§ **What is asked**
Search the listing for "Read" and copy every line where it appears.
[START Data for processing]
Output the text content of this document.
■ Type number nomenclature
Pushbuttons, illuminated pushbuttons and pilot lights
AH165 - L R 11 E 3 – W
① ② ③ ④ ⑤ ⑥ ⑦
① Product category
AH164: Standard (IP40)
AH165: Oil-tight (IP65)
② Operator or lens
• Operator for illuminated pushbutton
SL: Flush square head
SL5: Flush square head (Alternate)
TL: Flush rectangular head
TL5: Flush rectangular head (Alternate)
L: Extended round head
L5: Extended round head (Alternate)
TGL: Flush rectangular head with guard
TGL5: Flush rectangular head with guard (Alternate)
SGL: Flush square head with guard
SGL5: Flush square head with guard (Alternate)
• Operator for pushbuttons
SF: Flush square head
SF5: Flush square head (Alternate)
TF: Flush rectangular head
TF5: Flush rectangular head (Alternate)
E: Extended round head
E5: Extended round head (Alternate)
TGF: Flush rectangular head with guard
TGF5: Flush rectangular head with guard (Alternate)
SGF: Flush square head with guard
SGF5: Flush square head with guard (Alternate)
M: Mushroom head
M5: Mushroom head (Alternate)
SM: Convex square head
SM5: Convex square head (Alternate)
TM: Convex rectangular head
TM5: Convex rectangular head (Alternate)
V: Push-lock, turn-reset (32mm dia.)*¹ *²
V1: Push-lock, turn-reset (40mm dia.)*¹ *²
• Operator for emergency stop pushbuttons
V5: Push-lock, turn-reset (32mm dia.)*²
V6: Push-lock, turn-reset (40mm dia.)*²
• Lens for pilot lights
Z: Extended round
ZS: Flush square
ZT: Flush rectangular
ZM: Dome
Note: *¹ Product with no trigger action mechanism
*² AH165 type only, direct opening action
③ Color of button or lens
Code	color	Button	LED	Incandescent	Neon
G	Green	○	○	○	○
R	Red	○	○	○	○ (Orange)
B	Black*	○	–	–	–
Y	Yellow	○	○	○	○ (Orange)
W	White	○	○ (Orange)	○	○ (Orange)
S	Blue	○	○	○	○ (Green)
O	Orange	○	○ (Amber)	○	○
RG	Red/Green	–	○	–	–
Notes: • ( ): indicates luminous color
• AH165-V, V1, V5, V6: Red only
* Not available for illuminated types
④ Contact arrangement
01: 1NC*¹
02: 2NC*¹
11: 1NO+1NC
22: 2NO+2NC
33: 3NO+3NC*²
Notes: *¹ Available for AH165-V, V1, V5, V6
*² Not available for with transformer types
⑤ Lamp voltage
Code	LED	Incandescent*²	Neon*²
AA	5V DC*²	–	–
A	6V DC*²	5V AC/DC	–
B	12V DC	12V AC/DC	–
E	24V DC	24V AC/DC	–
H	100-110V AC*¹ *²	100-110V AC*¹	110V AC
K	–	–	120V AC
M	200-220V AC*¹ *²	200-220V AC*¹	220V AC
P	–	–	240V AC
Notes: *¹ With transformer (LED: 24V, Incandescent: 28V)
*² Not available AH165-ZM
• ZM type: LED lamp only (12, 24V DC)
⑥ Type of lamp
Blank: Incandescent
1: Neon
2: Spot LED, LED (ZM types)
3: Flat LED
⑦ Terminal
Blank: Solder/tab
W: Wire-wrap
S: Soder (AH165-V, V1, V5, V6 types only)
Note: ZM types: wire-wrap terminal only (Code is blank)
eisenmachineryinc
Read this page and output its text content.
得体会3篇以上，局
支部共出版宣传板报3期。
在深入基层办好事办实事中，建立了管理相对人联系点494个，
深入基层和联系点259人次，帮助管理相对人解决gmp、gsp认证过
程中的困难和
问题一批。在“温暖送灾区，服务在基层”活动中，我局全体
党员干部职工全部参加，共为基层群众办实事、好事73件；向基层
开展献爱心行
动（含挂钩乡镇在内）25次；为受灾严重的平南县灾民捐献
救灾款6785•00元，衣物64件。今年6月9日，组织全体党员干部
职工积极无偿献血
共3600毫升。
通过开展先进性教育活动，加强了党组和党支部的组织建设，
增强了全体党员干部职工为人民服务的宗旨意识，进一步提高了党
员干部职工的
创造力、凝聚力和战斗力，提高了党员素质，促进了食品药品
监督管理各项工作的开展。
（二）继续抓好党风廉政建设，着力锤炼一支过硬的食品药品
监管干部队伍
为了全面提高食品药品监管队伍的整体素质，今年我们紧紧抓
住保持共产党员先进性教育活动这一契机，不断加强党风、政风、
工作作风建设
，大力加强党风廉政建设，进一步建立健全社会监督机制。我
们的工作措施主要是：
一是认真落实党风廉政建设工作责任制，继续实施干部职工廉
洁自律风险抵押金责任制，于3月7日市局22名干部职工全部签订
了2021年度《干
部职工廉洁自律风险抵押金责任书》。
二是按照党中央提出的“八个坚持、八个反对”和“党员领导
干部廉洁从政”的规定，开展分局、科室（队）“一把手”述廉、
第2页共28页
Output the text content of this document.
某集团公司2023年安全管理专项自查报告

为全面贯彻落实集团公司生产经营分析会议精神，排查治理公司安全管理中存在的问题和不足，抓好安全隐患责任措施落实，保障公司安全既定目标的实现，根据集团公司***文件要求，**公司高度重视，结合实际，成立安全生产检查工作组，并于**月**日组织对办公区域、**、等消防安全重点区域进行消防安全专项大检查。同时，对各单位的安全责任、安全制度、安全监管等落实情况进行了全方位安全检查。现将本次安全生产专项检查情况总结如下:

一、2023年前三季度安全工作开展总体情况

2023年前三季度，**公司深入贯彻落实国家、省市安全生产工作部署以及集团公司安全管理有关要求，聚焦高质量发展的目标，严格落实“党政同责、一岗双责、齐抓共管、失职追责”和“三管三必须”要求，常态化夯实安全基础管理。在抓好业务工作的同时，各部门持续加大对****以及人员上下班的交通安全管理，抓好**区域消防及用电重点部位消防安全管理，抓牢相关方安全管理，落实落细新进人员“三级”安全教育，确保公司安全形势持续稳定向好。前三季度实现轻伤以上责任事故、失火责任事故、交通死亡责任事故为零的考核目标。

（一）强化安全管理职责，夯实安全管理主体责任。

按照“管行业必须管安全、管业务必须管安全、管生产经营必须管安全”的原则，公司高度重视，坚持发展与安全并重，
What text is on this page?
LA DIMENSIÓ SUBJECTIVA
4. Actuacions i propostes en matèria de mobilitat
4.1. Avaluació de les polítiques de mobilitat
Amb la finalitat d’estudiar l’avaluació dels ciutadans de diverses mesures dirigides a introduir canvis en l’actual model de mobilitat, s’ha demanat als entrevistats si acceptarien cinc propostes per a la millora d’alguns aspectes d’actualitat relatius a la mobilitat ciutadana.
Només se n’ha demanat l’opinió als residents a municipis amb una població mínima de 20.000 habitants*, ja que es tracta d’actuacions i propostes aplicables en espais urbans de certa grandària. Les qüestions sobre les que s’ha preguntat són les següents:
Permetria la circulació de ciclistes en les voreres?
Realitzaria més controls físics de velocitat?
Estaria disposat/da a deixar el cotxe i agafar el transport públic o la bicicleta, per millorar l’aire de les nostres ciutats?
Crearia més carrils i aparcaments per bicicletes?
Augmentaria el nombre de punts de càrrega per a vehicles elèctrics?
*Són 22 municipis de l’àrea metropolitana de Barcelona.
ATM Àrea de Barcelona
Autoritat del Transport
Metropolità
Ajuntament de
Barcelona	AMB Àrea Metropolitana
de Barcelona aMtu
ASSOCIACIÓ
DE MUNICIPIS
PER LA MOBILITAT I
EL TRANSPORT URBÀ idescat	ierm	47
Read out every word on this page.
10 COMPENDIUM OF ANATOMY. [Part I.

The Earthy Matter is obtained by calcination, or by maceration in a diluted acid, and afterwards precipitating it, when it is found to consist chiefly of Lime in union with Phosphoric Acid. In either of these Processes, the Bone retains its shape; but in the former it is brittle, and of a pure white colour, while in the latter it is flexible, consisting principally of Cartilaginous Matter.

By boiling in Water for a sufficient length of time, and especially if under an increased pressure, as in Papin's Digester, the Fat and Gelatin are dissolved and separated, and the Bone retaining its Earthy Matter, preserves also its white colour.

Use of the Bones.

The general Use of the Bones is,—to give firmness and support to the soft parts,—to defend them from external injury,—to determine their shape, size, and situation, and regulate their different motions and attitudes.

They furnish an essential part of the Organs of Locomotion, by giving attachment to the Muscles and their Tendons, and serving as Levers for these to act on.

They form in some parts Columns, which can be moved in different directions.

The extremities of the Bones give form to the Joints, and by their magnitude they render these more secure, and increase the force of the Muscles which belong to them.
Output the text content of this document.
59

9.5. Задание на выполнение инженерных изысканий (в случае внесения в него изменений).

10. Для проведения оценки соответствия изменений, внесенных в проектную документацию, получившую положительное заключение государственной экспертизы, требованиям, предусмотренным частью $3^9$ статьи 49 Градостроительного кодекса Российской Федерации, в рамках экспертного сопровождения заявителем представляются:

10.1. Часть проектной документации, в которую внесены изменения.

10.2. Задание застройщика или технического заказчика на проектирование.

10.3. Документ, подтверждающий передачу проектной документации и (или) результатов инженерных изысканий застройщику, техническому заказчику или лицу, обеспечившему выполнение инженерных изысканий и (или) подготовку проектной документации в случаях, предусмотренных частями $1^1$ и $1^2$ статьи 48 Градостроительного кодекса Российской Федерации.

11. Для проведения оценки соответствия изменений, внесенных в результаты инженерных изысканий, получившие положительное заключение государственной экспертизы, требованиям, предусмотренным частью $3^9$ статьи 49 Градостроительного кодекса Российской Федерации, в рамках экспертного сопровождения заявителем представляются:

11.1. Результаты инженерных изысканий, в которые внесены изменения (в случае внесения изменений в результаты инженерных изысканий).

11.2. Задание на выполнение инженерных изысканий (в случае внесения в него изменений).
[END Data for processing]
§ **Correct response**
Read this page and output its text content.
Read out every word on this page.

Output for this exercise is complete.